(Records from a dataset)
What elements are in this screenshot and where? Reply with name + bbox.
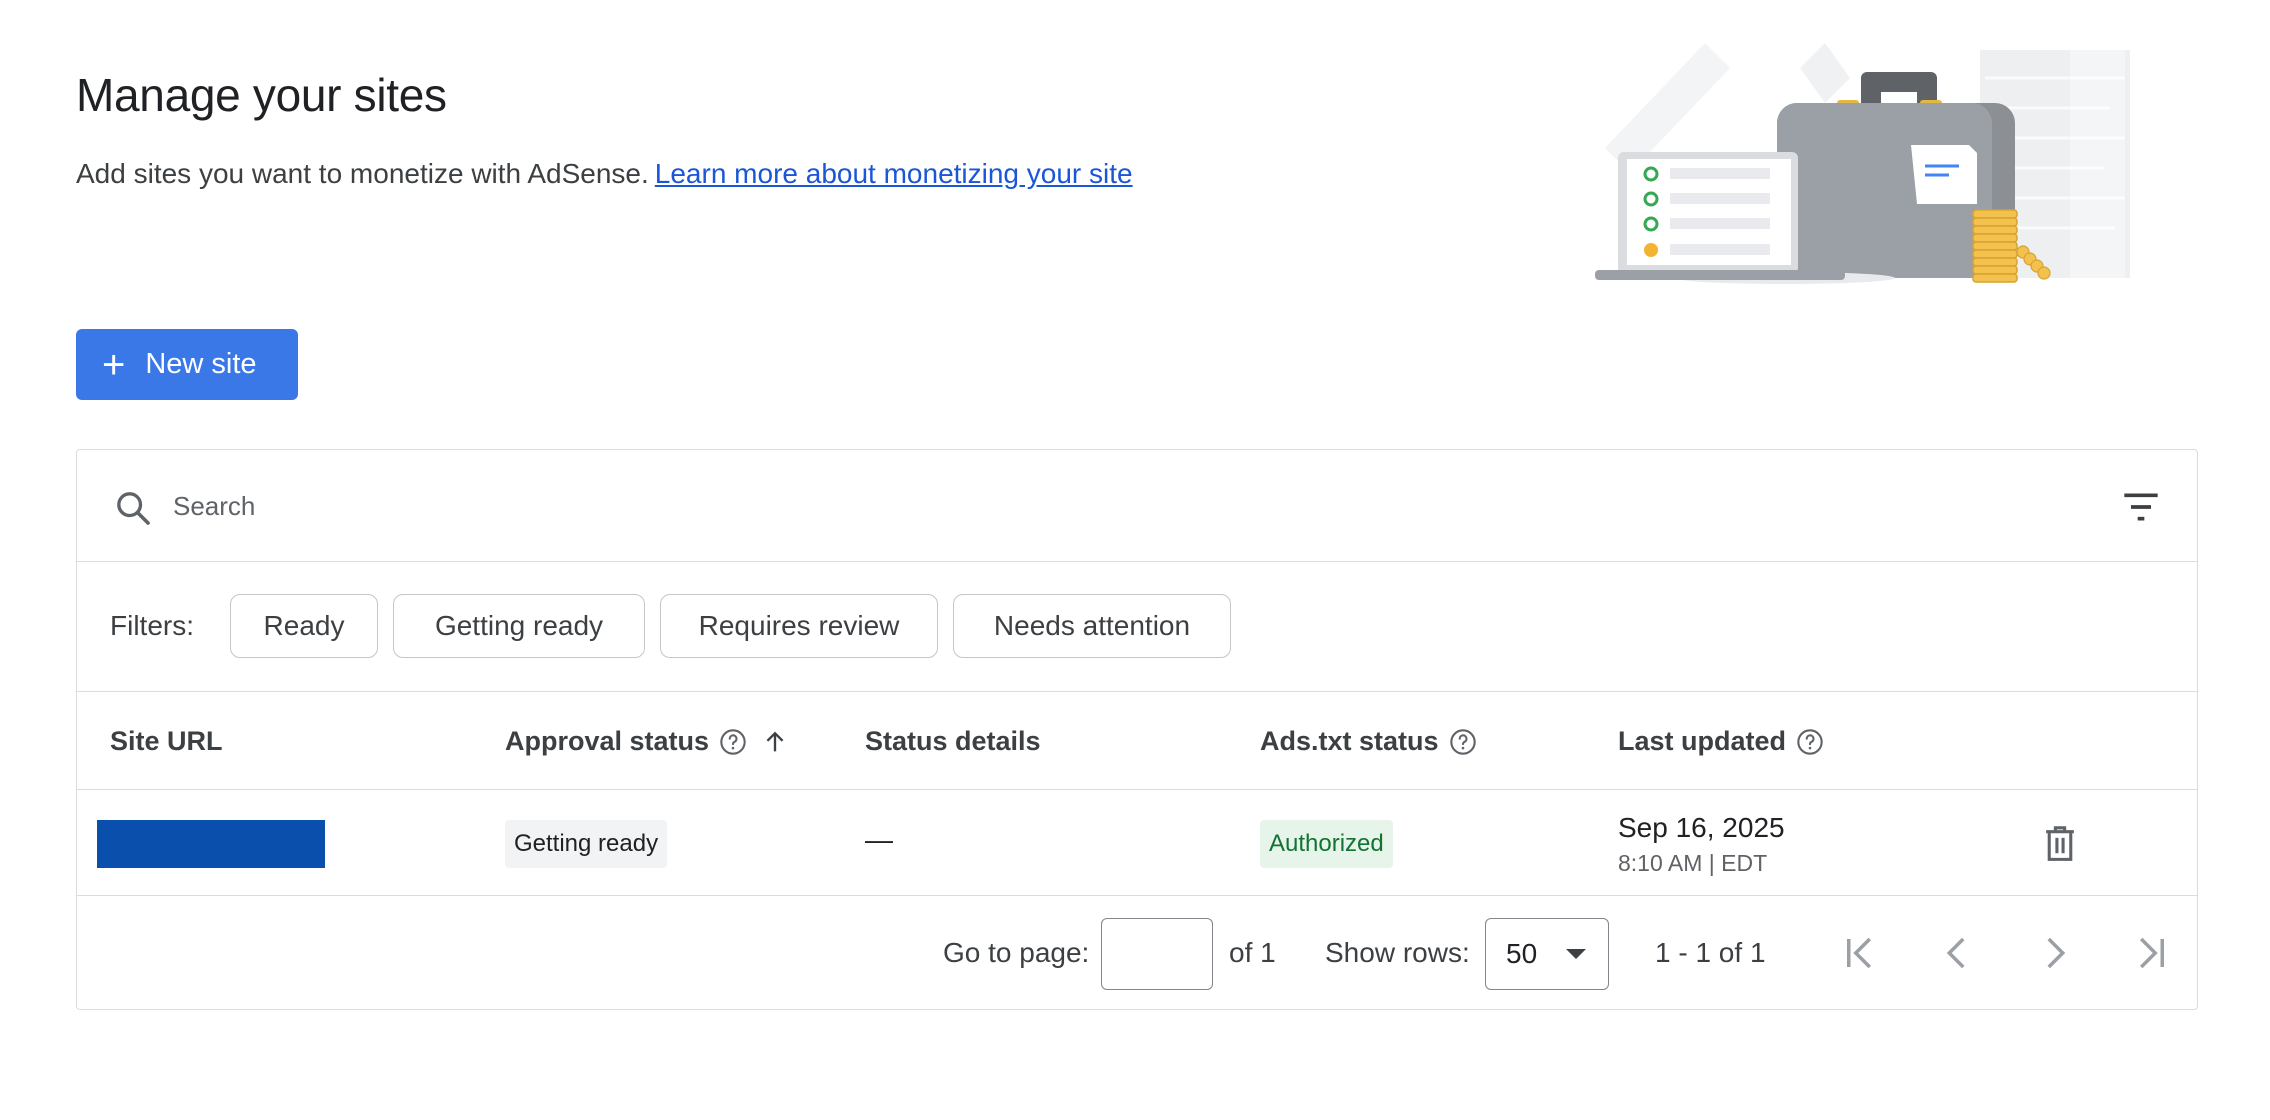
filter-chip-ready[interactable]: Ready	[230, 594, 378, 658]
column-status-details[interactable]: Status details	[865, 726, 1041, 757]
page-title: Manage your sites	[76, 69, 447, 121]
rows-per-page-value: 50	[1506, 938, 1538, 969]
new-site-button[interactable]: + New site	[76, 329, 298, 400]
search-icon	[117, 492, 150, 525]
plus-icon: +	[102, 342, 126, 387]
pagination-bar: Go to page: of 1 Show rows: 50 1 - 1 of …	[77, 896, 2197, 1010]
sites-table-card: Filters: Ready Getting ready Requires re…	[76, 449, 2198, 1010]
last-page-icon[interactable]	[2129, 932, 2171, 974]
last-updated-time: 8:10 AM | EDT	[1618, 850, 1768, 876]
status-details-value: —	[865, 824, 893, 855]
column-label: Ads.txt status	[1260, 726, 1439, 756]
ads-txt-status-badge: Authorized	[1260, 820, 1393, 868]
range-text: 1 - 1 of 1	[1655, 937, 1766, 968]
sort-ascending-icon[interactable]	[761, 728, 789, 756]
go-to-page-label: Go to page:	[943, 937, 1090, 968]
new-site-label: New site	[145, 348, 257, 380]
help-icon[interactable]	[719, 728, 747, 756]
column-approval-status[interactable]: Approval status	[505, 726, 789, 757]
column-label: Site URL	[110, 726, 223, 756]
dropdown-arrow-icon	[1566, 949, 1586, 959]
table-header: Site URL Approval status Status details …	[77, 692, 2197, 790]
filter-chip-getting-ready[interactable]: Getting ready	[393, 594, 645, 658]
column-label: Last updated	[1618, 726, 1787, 756]
next-page-icon[interactable]	[2033, 932, 2075, 974]
search-bar	[77, 450, 2197, 562]
column-last-updated[interactable]: Last updated	[1618, 726, 1824, 757]
monetization-illustration	[1595, 43, 2130, 284]
delete-icon[interactable]	[2041, 824, 2079, 864]
filters-label: Filters:	[110, 610, 194, 641]
go-to-page-input[interactable]	[1101, 918, 1213, 990]
column-label: Approval status	[505, 726, 710, 756]
first-page-icon[interactable]	[1840, 932, 1882, 974]
help-icon[interactable]	[1796, 728, 1824, 756]
previous-page-icon[interactable]	[1937, 932, 1979, 974]
table-row[interactable]: Getting ready — Authorized Sep 16, 2025 …	[77, 790, 2197, 896]
filter-chip-requires-review[interactable]: Requires review	[660, 594, 938, 658]
page-subtitle: Add sites you want to monetize with AdSe…	[76, 158, 1133, 190]
filter-list-icon[interactable]	[2121, 490, 2161, 524]
show-rows-label: Show rows:	[1325, 937, 1470, 968]
rows-per-page-select[interactable]: 50	[1485, 918, 1609, 990]
last-updated-date: Sep 16, 2025	[1618, 812, 1785, 843]
site-url-redacted[interactable]	[97, 820, 325, 868]
page-count: of 1	[1229, 937, 1276, 968]
subtitle-text: Add sites you want to monetize with AdSe…	[76, 158, 649, 189]
search-input[interactable]	[173, 480, 1173, 532]
learn-more-link[interactable]: Learn more about monetizing your site	[655, 158, 1133, 189]
filter-chip-needs-attention[interactable]: Needs attention	[953, 594, 1231, 658]
column-ads-txt-status[interactable]: Ads.txt status	[1260, 726, 1477, 757]
column-label: Status details	[865, 726, 1041, 756]
help-icon[interactable]	[1449, 728, 1477, 756]
filters-bar: Filters: Ready Getting ready Requires re…	[77, 562, 2197, 692]
column-site-url[interactable]: Site URL	[110, 726, 223, 757]
approval-status-badge: Getting ready	[505, 820, 668, 868]
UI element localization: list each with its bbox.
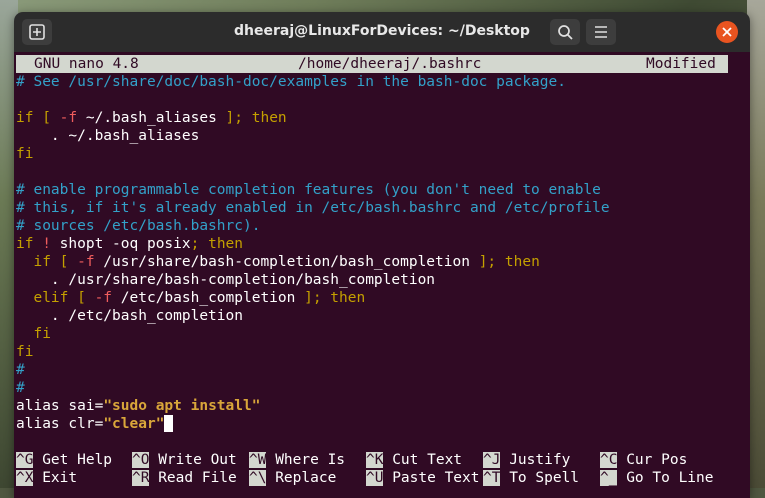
editor-line: # [16,362,25,378]
editor-line: . /etc/bash_completion [16,308,243,324]
search-button[interactable] [550,19,580,45]
shortcut-get-help[interactable]: ^G Get Help [16,451,112,469]
shortcut-write-out[interactable]: ^O Write Out [132,451,237,469]
nano-filename: /home/dheeraj/.bashrc [298,56,482,72]
editor-line: fi [16,326,51,342]
shortcut-justify[interactable]: ^J Justify [483,451,570,469]
editor-line: alias clr="clear" [16,415,174,433]
shortcut-go-to-line[interactable]: ^_ Go To Line [600,469,714,487]
text-cursor [164,415,174,432]
nano-version: GNU nano 4.8 [34,56,139,72]
editor-line: if ! shopt -oq posix; then [16,236,244,252]
editor-line: fi [16,344,34,360]
editor-line: fi [16,146,34,162]
shortcut-to-spell[interactable]: ^T To Spell [483,469,579,487]
window-titlebar[interactable]: dheeraj@LinuxForDevices: ~/Desktop [14,12,750,52]
editor-line: if [ -f /usr/share/bash-completion/bash_… [16,254,540,270]
close-icon [722,27,732,37]
nano-status: Modified [646,56,716,72]
editor-line: # [16,380,25,396]
shortcut-cut-text[interactable]: ^K Cut Text [366,451,462,469]
close-button[interactable] [716,21,738,43]
editor-line: # sources /etc/bash.bashrc). [16,218,261,234]
search-icon [558,25,573,40]
editor-line: . /usr/share/bash-completion/bash_comple… [16,272,436,288]
editor-line: . ~/.bash_aliases [16,128,200,144]
editor-line: alias sai="sudo apt install" [16,398,261,414]
nano-header: GNU nano 4.8/home/dheeraj/.bashrc Modifie… [16,55,728,73]
editor-line: elif [ -f /etc/bash_completion ]; then [16,290,366,306]
editor-line: # enable programmable completion feature… [16,182,601,198]
shortcut-read-file[interactable]: ^R Read File [132,469,237,487]
hamburger-menu-icon [595,26,607,38]
editor-line: if [ -f ~/.bash_aliases ]; then [16,110,287,126]
menu-button[interactable] [586,19,616,45]
terminal-window: dheeraj@LinuxForDevices: ~/Desktop GNU n… [14,12,750,498]
shortcut-paste-text[interactable]: ^U Paste Text [366,469,480,487]
editor-line: # See /usr/share/doc/bash-doc/examples i… [16,74,566,90]
shortcut-cur-pos[interactable]: ^C Cur Pos [600,451,687,469]
terminal-content[interactable]: GNU nano 4.8/home/dheeraj/.bashrc Modifie… [14,52,750,498]
window-title: dheeraj@LinuxForDevices: ~/Desktop [234,23,530,39]
shortcut-where-is[interactable]: ^W Where Is [249,451,345,469]
editor-line: # this, if it's already enabled in /etc/… [16,200,610,216]
shortcut-replace[interactable]: ^\ Replace [249,469,336,487]
shortcut-exit[interactable]: ^X Exit [16,469,77,487]
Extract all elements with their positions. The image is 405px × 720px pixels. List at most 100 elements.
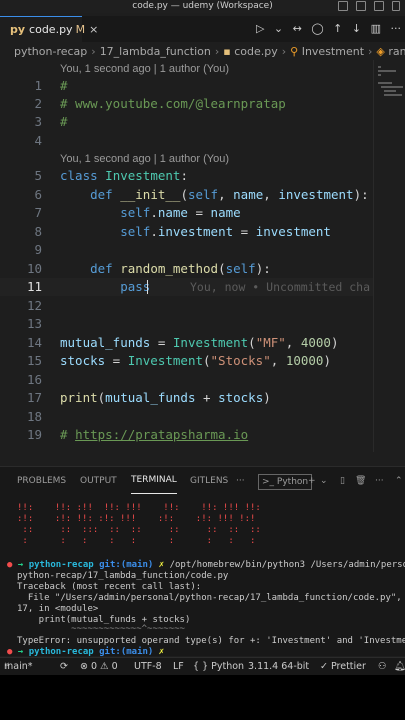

Task to carry out :: Turn everything in the records from the line containing "editor-line: # [16,362,25,378]" down to the line containing "editor-line: elif [ -f", both included, into a Markdown table with the columns Row and Line. Give each line a row number and leave out blank lines.

Exercise solution ::
| Row | Line |
|---|---|
| 1 | editor-line: # [16,362,25,378] |
| 2 | editor-line: . /etc/bash_completion [16,308,243,324] |
| 3 | search-button[interactable] [550,19,580,45] |
| 4 | shortcut-get-help[interactable]: ^G Get Help [16,451,112,469] |
| 5 | shortcut-write-out[interactable]: ^O Write Out [132,451,237,469] |
| 6 | nano-filename: /home/dheeraj/.bashrc [298,56,482,72] |
| 7 | editor-line: fi [16,326,51,342] |
| 8 | shortcut-justify[interactable]: ^J Justify [483,451,570,469] |
| 9 | editor-line: alias clr="clear" [16,415,174,433] |
| 10 | shortcut-go-to-line[interactable]: ^_ Go To Line [600,469,714,487] |
| 11 | text-cursor [164,415,174,432] |
| 12 | nano-version: GNU nano 4.8 [34,56,139,72] |
| 13 | editor-line: if ! shopt -oq posix; then [16,236,244,252] |
| 14 | editor-line: fi [16,344,34,360] |
| 15 | editor-line: fi [16,146,34,162] |
| 16 | shortcut-to-spell[interactable]: ^T To Spell [483,469,579,487] |
| 17 | window-titlebar[interactable]: dheeraj@LinuxForDevices: ~/Desktop [14,12,750,52] |
| 18 | editor-line: if [ -f /usr/share/bash-completion/bash_… [16,254,540,270] |
| 19 | close-icon [722,27,732,37] |
| 20 | nano-status: Modified [646,56,716,72] |
| 21 | editor-line: # [16,380,25,396] |
| 22 | shortcut-cut-text[interactable]: ^K Cut Text [366,451,462,469] |
| 23 | close-button[interactable] [716,21,738,43] |
| 24 | editor-line: # sources /etc/bash.bashrc). [16,218,261,234] |
| 25 | search-icon [558,25,573,40] |
| 26 | editor-line: . /usr/share/bash-completion/bash_comple… [16,272,436,288] |
| 27 | editor-line: . ~/.bash_aliases [16,128,200,144] |
| 28 | editor-line: alias sai="sudo apt install" [16,398,261,414] |
| 29 | nano-header: GNU nano 4.8/home/dheeraj/.bashrc Modifie… [16,55,728,73] |
| 30 | editor-line: elif [ -f /etc/bash_completion ]; then [16,290,366,306] |